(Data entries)

■ ■ ■ ■

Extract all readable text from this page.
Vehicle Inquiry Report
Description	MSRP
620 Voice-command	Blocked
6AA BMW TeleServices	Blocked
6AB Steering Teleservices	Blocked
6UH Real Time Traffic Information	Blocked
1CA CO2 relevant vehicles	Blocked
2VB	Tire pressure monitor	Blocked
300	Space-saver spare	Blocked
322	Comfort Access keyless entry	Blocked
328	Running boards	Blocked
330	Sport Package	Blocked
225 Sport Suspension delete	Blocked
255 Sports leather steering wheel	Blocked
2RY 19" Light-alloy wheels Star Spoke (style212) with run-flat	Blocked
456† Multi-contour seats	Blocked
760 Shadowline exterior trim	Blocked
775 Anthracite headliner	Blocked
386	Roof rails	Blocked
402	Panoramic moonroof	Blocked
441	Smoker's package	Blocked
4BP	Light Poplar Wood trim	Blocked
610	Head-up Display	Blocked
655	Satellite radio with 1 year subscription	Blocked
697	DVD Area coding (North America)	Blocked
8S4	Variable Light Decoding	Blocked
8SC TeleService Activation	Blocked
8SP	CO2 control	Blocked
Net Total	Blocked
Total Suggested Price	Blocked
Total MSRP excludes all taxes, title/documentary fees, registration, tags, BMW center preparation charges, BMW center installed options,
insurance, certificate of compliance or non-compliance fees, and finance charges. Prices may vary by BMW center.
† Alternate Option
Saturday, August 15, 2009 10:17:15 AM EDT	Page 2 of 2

■ ■ ■ ■

■ Problem details:
Extract each line from the entries above that contains the string "with".

■ Task solution:
2RY 19" Light-alloy wheels Star Spoke (style212) with run-flat	Blocked
655	Satellite radio with 1 year subscription	Blocked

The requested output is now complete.